## RECORDS PROVIDED
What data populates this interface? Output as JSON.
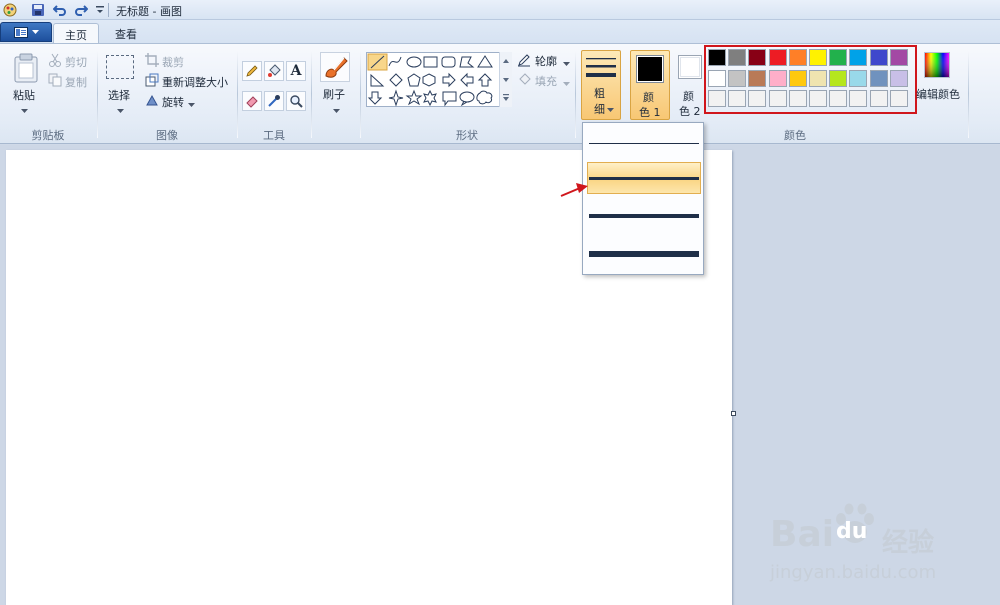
{
  "window": {
    "title": "无标题 - 画图"
  },
  "tabs": {
    "file_icon": "menu-icon",
    "home": "主页",
    "view": "查看"
  },
  "clipboard": {
    "paste": "粘贴",
    "cut": "剪切",
    "copy": "复制",
    "group": "剪贴板"
  },
  "image": {
    "select": "选择",
    "crop": "裁剪",
    "resize": "重新调整大小",
    "rotate": "旋转",
    "group": "图像"
  },
  "tools": {
    "group": "工具"
  },
  "brush": {
    "label": "刷子"
  },
  "shapes": {
    "outline": "轮廓",
    "fill": "填充",
    "group": "形状"
  },
  "size": {
    "line1": "粗",
    "line2": "细",
    "dropdown_selected_index": 2
  },
  "color1": {
    "line1": "颜",
    "line2": "色 1",
    "value": "#000000"
  },
  "color2": {
    "line1": "颜",
    "line2": "色 2",
    "value": "#ffffff"
  },
  "palette": {
    "group": "颜色",
    "edit_colors": "编辑颜色",
    "row1": [
      "#000000",
      "#7f7f7f",
      "#880015",
      "#ed1c24",
      "#ff7f27",
      "#fff200",
      "#22b14c",
      "#00a2e8",
      "#3f48cc",
      "#a349a4"
    ],
    "row2": [
      "#ffffff",
      "#c3c3c3",
      "#b97a57",
      "#ffaec9",
      "#ffc90e",
      "#efe4b0",
      "#b5e61d",
      "#99d9ea",
      "#7092be",
      "#c8bfe7"
    ],
    "row3": [
      "#f2f2f2",
      "#f2f2f2",
      "#f2f2f2",
      "#f2f2f2",
      "#f2f2f2",
      "#f2f2f2",
      "#f2f2f2",
      "#f2f2f2",
      "#f2f2f2",
      "#f2f2f2"
    ]
  },
  "watermark": {
    "brand": "Bai",
    "brand2": "du",
    "cn": "经验",
    "url": "jingyan.baidu.com"
  }
}
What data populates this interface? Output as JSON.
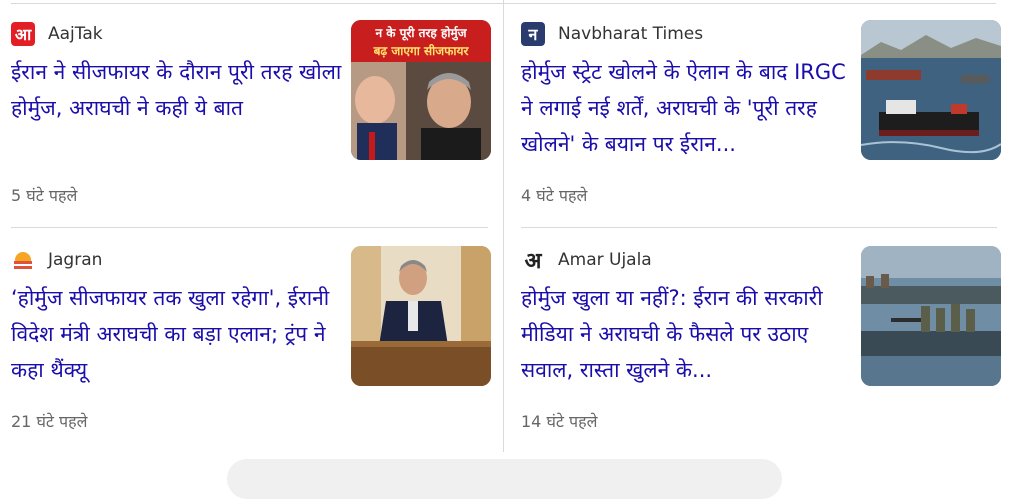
{
  "cards": [
    {
      "source": "AajTak",
      "logo_text": "आ",
      "logo_color": "#e31e24",
      "headline": "ईरान ने सीजफायर के दौरान पूरी तरह खोला होर्मुज, अराघची ने कही ये बात",
      "time": "5 घंटे पहले",
      "thumb_caption": "न के पूरी तरह होर्मुज बढ़ जाएगा सीजफायर"
    },
    {
      "source": "Navbharat Times",
      "logo_text": "न",
      "logo_color": "#2a3b6e",
      "headline": "होर्मुज स्ट्रेट खोलने के ऐलान के बाद IRGC ने लगाई नई शर्तें, अराघची के 'पूरी तरह खोलने' के बयान पर ईरान...",
      "time": "4 घंटे पहले"
    },
    {
      "source": "Jagran",
      "logo_text": "",
      "logo_color": "#f5a623",
      "headline": "‘होर्मुज सीजफायर तक खुला रहेगा', ईरानी विदेश मंत्री अराघची का बड़ा एलान; ट्रंप ने कहा थैंक्यू",
      "time": "21 घंटे पहले"
    },
    {
      "source": "Amar Ujala",
      "logo_text": "अ",
      "logo_color": "#222222",
      "headline": "होर्मुज खुला या नहीं?: ईरान की सरकारी मीडिया ने अराघची के फैसले पर उठाए सवाल, रास्ता खुलने के...",
      "time": "14 घंटे पहले"
    }
  ]
}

## WHAT IS REQUIRED
Quote all the records verbatim, dropping any pictures from your copy.

## RESULT OF THE EXERCISE
What data populates this interface? Output as JSON.
{
  "window": {
    "title": "无标题 - 画图"
  },
  "tabs": {
    "file_icon": "menu-icon",
    "home": "主页",
    "view": "查看"
  },
  "clipboard": {
    "paste": "粘贴",
    "cut": "剪切",
    "copy": "复制",
    "group": "剪贴板"
  },
  "image": {
    "select": "选择",
    "crop": "裁剪",
    "resize": "重新调整大小",
    "rotate": "旋转",
    "group": "图像"
  },
  "tools": {
    "group": "工具"
  },
  "brush": {
    "label": "刷子"
  },
  "shapes": {
    "outline": "轮廓",
    "fill": "填充",
    "group": "形状"
  },
  "size": {
    "line1": "粗",
    "line2": "细",
    "dropdown_selected_index": 2
  },
  "color1": {
    "line1": "颜",
    "line2": "色 1",
    "value": "#000000"
  },
  "color2": {
    "line1": "颜",
    "line2": "色 2",
    "value": "#ffffff"
  },
  "palette": {
    "group": "颜色",
    "edit_colors": "编辑颜色",
    "row1": [
      "#000000",
      "#7f7f7f",
      "#880015",
      "#ed1c24",
      "#ff7f27",
      "#fff200",
      "#22b14c",
      "#00a2e8",
      "#3f48cc",
      "#a349a4"
    ],
    "row2": [
      "#ffffff",
      "#c3c3c3",
      "#b97a57",
      "#ffaec9",
      "#ffc90e",
      "#efe4b0",
      "#b5e61d",
      "#99d9ea",
      "#7092be",
      "#c8bfe7"
    ],
    "row3": [
      "#f2f2f2",
      "#f2f2f2",
      "#f2f2f2",
      "#f2f2f2",
      "#f2f2f2",
      "#f2f2f2",
      "#f2f2f2",
      "#f2f2f2",
      "#f2f2f2",
      "#f2f2f2"
    ]
  },
  "watermark": {
    "brand": "Bai",
    "brand2": "du",
    "cn": "经验",
    "url": "jingyan.baidu.com"
  }
}
What data populates this interface? Output as JSON.
{
  "cards": [
    {
      "source": "AajTak",
      "logo_text": "आ",
      "logo_color": "#e31e24",
      "headline": "ईरान ने सीजफायर के दौरान पूरी तरह खोला होर्मुज, अराघची ने कही ये बात",
      "time": "5 घंटे पहले",
      "thumb_caption": "न के पूरी तरह होर्मुज बढ़ जाएगा सीजफायर"
    },
    {
      "source": "Navbharat Times",
      "logo_text": "न",
      "logo_color": "#2a3b6e",
      "headline": "होर्मुज स्ट्रेट खोलने के ऐलान के बाद IRGC ने लगाई नई शर्तें, अराघची के 'पूरी तरह खोलने' के बयान पर ईरान...",
      "time": "4 घंटे पहले"
    },
    {
      "source": "Jagran",
      "logo_text": "",
      "logo_color": "#f5a623",
      "headline": "‘होर्मुज सीजफायर तक खुला रहेगा', ईरानी विदेश मंत्री अराघची का बड़ा एलान; ट्रंप ने कहा थैंक्यू",
      "time": "21 घंटे पहले"
    },
    {
      "source": "Amar Ujala",
      "logo_text": "अ",
      "logo_color": "#222222",
      "headline": "होर्मुज खुला या नहीं?: ईरान की सरकारी मीडिया ने अराघची के फैसले पर उठाए सवाल, रास्ता खुलने के...",
      "time": "14 घंटे पहले"
    }
  ]
}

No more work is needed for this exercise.